__What the exercise asks__:
Each line with the word "receptor" must appear in the answer, copied from the records.

**** Recorded information ****

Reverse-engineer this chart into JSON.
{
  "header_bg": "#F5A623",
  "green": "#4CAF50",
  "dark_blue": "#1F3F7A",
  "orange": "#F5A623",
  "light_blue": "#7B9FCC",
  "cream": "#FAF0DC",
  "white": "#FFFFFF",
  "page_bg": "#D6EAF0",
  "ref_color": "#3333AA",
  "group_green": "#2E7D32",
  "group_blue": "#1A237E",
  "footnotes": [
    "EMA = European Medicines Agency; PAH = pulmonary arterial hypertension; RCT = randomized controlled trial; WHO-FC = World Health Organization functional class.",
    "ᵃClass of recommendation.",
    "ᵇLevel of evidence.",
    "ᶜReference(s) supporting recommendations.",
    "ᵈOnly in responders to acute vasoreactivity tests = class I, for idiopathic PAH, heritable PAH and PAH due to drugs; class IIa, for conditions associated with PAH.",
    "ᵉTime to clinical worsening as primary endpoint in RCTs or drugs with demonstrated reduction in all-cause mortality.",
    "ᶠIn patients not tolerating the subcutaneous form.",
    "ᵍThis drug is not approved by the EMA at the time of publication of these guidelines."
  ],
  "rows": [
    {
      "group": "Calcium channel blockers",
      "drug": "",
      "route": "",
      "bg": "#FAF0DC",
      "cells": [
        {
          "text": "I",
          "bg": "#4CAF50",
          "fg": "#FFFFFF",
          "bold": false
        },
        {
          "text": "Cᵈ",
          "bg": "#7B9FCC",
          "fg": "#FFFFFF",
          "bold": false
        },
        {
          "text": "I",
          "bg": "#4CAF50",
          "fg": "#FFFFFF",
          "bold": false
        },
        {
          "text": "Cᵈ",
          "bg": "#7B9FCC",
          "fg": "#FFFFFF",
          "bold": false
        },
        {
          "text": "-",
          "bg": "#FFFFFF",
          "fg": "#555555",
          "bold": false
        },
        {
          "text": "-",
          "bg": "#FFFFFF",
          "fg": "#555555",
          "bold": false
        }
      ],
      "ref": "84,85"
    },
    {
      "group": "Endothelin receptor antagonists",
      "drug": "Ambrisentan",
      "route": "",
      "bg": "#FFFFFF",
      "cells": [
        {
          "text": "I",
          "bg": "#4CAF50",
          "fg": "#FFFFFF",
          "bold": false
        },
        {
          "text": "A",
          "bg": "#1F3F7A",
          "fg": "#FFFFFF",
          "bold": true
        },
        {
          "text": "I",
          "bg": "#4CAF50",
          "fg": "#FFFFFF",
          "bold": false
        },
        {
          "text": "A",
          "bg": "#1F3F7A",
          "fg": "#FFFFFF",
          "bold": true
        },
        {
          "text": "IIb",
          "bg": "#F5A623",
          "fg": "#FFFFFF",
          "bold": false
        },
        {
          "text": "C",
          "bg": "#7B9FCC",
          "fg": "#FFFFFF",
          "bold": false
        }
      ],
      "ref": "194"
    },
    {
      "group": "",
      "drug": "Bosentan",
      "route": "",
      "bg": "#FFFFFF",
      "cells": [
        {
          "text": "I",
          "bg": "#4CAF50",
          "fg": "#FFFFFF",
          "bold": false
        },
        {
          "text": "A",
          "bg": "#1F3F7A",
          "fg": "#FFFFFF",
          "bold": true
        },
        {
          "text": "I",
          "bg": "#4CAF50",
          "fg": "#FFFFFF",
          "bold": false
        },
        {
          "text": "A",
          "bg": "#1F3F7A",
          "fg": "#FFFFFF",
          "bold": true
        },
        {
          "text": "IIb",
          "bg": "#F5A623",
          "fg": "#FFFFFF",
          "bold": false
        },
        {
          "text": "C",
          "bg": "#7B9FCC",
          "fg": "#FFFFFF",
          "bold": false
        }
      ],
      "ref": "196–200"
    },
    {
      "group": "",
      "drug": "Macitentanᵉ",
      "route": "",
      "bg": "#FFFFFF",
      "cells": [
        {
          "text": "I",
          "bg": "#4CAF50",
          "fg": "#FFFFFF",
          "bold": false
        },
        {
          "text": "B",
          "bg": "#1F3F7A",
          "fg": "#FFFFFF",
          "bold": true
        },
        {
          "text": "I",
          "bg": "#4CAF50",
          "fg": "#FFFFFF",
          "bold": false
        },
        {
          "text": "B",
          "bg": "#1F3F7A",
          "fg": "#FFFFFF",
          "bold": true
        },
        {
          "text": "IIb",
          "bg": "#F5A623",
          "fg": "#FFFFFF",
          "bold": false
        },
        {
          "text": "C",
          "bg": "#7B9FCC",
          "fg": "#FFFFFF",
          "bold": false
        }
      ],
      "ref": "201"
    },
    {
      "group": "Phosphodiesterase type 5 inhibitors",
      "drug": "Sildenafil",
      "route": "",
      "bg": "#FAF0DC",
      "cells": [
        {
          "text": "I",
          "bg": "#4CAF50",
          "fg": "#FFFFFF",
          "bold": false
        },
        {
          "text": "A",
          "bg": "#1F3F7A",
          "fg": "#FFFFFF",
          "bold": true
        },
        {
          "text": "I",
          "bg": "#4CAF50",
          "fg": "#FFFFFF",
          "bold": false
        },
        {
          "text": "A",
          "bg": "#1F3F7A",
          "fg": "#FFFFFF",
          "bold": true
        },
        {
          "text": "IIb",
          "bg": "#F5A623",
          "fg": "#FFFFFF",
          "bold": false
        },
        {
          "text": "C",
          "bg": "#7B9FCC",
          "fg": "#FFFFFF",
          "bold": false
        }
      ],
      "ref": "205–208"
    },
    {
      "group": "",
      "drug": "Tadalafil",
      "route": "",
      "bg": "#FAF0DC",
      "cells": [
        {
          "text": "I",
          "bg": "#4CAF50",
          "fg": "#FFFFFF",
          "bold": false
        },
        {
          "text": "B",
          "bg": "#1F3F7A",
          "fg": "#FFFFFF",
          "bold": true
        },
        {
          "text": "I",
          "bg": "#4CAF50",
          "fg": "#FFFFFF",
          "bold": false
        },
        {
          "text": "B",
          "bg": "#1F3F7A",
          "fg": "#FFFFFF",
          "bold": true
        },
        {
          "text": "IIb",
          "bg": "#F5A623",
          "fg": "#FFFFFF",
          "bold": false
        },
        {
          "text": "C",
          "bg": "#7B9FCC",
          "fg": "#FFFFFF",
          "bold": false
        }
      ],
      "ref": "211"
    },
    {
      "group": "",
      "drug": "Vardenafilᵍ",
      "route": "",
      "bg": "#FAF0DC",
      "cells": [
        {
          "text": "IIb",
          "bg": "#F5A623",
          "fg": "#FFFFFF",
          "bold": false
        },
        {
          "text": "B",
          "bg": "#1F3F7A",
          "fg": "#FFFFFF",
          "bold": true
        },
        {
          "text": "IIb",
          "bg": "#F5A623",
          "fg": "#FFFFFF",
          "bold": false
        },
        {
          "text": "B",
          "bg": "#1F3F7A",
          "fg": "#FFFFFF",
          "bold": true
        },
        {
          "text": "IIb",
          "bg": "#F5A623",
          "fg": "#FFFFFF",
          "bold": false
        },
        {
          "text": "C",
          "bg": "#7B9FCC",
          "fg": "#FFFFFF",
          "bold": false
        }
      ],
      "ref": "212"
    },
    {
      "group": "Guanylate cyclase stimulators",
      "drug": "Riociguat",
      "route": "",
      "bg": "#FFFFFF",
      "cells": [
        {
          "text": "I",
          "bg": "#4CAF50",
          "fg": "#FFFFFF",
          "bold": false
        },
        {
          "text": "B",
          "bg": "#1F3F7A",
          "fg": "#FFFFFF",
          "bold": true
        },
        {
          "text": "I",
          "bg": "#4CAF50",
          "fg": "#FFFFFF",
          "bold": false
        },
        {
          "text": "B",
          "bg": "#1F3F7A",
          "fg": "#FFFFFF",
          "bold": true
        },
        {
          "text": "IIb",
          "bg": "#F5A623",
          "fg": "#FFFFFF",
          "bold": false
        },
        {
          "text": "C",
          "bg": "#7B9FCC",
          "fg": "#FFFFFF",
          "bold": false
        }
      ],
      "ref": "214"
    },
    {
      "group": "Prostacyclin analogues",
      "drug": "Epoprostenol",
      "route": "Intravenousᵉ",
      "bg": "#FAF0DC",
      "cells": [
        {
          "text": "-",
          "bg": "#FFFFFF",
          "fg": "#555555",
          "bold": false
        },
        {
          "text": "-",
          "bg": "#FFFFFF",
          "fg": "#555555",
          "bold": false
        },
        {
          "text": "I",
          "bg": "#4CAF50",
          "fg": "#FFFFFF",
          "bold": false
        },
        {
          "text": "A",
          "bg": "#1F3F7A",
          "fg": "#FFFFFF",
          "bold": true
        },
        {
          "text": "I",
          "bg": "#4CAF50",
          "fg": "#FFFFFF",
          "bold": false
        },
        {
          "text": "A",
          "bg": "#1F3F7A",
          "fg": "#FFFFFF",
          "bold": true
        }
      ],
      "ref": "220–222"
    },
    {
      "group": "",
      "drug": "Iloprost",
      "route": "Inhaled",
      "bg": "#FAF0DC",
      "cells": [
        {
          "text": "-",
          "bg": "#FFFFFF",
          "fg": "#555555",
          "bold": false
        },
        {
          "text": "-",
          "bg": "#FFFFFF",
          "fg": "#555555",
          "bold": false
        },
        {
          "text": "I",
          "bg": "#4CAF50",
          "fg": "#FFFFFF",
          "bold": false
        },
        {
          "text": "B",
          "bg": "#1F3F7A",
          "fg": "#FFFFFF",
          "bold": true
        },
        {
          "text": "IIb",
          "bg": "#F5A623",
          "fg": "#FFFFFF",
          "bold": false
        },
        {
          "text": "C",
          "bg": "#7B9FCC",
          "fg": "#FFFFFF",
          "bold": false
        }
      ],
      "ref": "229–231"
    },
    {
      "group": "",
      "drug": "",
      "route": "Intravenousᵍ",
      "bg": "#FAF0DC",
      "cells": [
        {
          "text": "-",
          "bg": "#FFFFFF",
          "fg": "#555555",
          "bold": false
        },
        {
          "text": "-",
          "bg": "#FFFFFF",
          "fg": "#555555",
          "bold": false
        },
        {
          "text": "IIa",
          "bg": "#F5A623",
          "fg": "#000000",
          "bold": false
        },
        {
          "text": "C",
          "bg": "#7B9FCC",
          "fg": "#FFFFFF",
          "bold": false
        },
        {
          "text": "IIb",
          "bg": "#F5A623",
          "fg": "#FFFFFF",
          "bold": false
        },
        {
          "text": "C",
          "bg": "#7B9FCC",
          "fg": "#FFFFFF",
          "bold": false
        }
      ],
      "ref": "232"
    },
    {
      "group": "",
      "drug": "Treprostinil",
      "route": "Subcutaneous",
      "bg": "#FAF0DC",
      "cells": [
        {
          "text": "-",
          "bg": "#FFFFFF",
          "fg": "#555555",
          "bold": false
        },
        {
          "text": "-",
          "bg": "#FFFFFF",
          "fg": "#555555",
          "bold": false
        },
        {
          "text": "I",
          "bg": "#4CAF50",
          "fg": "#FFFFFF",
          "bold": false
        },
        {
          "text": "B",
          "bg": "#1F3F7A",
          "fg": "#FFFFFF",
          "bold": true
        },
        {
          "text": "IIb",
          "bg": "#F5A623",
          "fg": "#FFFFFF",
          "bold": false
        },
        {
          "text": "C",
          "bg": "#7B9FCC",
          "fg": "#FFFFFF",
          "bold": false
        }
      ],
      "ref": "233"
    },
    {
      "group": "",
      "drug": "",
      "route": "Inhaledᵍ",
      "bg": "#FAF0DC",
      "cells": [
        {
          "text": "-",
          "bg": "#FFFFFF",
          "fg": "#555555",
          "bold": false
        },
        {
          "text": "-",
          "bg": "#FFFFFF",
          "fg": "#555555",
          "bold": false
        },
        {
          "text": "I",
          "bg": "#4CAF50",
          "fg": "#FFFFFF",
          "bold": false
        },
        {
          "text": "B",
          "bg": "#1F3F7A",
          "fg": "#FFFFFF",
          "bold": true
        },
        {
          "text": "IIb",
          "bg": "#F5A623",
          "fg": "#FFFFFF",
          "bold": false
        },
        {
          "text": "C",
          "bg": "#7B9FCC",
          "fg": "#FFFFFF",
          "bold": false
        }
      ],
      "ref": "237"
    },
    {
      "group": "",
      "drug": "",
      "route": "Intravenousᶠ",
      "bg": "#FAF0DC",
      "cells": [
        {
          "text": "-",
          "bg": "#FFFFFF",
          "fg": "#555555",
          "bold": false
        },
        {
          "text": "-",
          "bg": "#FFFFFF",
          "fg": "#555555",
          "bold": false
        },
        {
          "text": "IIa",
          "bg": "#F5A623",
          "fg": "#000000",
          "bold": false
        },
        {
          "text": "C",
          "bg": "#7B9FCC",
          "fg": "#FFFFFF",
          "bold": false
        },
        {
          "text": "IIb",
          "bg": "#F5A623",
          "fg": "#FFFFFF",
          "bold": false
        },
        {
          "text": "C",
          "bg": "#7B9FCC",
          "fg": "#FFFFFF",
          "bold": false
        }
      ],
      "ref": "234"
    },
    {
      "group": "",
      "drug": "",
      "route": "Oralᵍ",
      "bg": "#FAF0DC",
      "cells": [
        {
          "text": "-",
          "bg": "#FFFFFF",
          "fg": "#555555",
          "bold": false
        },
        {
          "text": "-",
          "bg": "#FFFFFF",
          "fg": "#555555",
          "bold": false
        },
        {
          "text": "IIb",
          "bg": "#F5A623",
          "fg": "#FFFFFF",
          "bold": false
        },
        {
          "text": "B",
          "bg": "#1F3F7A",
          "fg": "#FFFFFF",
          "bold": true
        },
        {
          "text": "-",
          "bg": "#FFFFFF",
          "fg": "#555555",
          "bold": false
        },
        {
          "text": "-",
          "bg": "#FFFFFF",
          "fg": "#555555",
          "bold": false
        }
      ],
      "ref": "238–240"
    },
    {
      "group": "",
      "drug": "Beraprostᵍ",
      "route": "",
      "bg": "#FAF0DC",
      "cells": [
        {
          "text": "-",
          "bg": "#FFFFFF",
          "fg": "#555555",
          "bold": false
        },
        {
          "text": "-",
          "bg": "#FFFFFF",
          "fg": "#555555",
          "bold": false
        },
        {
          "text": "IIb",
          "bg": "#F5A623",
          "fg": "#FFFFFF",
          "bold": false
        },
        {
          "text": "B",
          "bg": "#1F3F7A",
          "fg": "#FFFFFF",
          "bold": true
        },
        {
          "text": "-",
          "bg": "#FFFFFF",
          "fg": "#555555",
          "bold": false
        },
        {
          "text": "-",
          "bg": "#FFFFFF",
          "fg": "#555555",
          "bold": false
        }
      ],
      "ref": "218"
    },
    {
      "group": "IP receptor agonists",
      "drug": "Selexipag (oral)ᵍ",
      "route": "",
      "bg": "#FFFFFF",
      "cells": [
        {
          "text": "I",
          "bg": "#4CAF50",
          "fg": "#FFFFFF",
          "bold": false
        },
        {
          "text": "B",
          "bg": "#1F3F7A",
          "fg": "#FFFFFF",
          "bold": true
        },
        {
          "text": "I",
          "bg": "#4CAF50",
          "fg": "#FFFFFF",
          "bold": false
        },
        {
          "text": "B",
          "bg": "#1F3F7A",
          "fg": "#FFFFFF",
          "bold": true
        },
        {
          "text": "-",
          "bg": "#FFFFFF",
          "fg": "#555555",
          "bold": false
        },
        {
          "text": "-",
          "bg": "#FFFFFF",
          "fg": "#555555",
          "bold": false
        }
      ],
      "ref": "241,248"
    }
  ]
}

****

__Response for this exercise__:
      "group": "Endothelin receptor antagonists",
      "group": "IP receptor agonists",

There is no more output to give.